Data items:
● ● ●

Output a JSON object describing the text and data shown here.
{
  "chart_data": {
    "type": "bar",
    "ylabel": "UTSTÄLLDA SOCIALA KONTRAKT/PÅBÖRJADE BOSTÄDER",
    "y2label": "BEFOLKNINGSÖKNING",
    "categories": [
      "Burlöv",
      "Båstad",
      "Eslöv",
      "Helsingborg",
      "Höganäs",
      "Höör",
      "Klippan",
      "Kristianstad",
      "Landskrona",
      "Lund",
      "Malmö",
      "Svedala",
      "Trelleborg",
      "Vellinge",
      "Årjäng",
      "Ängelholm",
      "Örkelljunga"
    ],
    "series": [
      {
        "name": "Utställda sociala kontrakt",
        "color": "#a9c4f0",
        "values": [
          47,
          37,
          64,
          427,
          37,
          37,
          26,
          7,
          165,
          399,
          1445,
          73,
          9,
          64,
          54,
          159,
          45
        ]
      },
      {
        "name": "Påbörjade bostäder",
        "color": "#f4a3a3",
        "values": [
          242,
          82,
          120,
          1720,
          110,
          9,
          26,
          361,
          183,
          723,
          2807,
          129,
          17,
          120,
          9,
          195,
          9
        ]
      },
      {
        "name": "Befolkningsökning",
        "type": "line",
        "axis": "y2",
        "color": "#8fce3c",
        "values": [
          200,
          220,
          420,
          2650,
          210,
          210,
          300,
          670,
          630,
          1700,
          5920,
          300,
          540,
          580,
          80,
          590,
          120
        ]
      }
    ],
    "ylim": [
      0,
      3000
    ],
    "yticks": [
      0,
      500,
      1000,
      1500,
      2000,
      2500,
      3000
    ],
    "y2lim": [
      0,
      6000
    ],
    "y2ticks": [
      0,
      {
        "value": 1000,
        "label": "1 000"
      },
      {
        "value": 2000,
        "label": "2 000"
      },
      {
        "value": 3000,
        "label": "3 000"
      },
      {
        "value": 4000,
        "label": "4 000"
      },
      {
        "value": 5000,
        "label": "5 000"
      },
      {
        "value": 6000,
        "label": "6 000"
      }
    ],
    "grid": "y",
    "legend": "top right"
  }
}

● ● ●

Problem description - Your answer should be a single number: the count of lines in the listing that contain the word "name".

Task output - 3